Data entries
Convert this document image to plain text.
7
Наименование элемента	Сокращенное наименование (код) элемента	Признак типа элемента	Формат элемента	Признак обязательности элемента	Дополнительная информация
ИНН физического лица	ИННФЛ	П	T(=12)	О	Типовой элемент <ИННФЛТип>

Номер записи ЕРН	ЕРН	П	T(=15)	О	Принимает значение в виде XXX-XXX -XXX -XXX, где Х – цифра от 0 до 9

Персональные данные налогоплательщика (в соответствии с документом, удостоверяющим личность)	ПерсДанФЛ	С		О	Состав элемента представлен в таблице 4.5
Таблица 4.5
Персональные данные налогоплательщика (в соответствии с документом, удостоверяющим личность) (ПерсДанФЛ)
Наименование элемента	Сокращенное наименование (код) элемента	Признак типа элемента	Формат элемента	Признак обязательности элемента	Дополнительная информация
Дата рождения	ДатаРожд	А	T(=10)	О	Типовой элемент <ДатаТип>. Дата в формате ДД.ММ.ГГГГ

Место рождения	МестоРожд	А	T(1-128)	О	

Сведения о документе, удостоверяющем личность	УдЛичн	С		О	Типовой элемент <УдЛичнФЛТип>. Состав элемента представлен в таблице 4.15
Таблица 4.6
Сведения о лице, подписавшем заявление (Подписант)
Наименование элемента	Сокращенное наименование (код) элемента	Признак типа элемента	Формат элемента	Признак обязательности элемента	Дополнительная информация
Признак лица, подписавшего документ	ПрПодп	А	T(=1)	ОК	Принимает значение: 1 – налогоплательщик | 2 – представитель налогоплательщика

- EXERCISE -
Make an exact copy of every entry.

- EXPECTED ANSWER -
Convert this document image to plain text.
7
Наименование элемента	Сокращенное наименование (код) элемента	Признак типа элемента	Формат элемента	Признак обязательности элемента	Дополнительная информация
ИНН физического лица	ИННФЛ	П	T(=12)	О	Типовой элемент <ИННФЛТип>

Номер записи ЕРН	ЕРН	П	T(=15)	О	Принимает значение в виде XXX-XXX -XXX -XXX, где Х – цифра от 0 до 9

Персональные данные налогоплательщика (в соответствии с документом, удостоверяющим личность)	ПерсДанФЛ	С		О	Состав элемента представлен в таблице 4.5
Таблица 4.5
Персональные данные налогоплательщика (в соответствии с документом, удостоверяющим личность) (ПерсДанФЛ)
Наименование элемента	Сокращенное наименование (код) элемента	Признак типа элемента	Формат элемента	Признак обязательности элемента	Дополнительная информация
Дата рождения	ДатаРожд	А	T(=10)	О	Типовой элемент <ДатаТип>. Дата в формате ДД.ММ.ГГГГ

Место рождения	МестоРожд	А	T(1-128)	О	

Сведения о документе, удостоверяющем личность	УдЛичн	С		О	Типовой элемент <УдЛичнФЛТип>. Состав элемента представлен в таблице 4.15
Таблица 4.6
Сведения о лице, подписавшем заявление (Подписант)
Наименование элемента	Сокращенное наименование (код) элемента	Признак типа элемента	Формат элемента	Признак обязательности элемента	Дополнительная информация
Признак лица, подписавшего документ	ПрПодп	А	T(=1)	ОК	Принимает значение: 1 – налогоплательщик | 2 – представитель налогоплательщика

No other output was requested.